* [WORK INSTRUCTIONS]: Draw out every line with the word "price" from the listing below.

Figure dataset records
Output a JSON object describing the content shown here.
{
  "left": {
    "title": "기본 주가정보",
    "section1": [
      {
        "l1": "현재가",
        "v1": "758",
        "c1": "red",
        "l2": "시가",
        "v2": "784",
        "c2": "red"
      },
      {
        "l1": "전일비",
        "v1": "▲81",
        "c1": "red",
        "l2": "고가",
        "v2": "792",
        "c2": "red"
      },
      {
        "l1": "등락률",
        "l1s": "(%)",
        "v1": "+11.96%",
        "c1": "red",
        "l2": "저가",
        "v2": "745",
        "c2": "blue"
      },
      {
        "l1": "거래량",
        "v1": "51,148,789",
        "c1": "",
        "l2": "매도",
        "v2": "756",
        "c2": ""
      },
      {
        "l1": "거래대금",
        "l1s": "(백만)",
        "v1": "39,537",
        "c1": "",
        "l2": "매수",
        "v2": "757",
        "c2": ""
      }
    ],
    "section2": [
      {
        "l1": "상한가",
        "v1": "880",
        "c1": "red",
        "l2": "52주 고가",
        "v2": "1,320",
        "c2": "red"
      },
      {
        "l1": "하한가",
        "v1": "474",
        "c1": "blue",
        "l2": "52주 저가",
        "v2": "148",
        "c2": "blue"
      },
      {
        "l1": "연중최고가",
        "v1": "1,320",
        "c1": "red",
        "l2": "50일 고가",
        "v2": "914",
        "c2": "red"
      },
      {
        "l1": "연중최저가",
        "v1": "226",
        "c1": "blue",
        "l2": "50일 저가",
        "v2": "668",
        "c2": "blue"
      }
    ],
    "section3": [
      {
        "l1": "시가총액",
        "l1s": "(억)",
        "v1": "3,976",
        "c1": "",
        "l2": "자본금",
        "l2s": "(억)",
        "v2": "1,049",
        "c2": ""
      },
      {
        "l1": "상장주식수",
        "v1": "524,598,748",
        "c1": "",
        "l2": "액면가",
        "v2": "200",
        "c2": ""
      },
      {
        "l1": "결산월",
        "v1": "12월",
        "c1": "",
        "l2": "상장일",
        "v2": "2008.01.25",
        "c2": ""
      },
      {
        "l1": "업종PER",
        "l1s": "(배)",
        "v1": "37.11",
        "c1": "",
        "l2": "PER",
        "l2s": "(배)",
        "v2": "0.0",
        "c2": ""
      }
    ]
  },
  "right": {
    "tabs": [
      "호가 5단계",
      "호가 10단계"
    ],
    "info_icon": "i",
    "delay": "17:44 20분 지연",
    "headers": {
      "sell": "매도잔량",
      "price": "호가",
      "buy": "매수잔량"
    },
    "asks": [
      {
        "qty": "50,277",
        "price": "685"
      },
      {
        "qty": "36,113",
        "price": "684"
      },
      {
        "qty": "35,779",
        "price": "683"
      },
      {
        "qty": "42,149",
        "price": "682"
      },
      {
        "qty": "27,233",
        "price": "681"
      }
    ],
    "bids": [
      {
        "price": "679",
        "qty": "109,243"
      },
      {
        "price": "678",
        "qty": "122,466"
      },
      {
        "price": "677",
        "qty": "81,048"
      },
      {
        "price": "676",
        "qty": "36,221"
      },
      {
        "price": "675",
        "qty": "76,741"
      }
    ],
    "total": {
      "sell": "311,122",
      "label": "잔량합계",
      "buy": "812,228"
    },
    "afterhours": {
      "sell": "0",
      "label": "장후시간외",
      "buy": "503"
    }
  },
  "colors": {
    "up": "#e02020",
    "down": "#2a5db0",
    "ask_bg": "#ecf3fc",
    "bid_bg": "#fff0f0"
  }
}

* [TASK ANSWER]:
      "price": "호가",
        "price": "685"
        "price": "684"
        "price": "683"
        "price": "682"
        "price": "681"
        "price": "679",
        "price": "678",
        "price": "677",
        "price": "676",
        "price": "675",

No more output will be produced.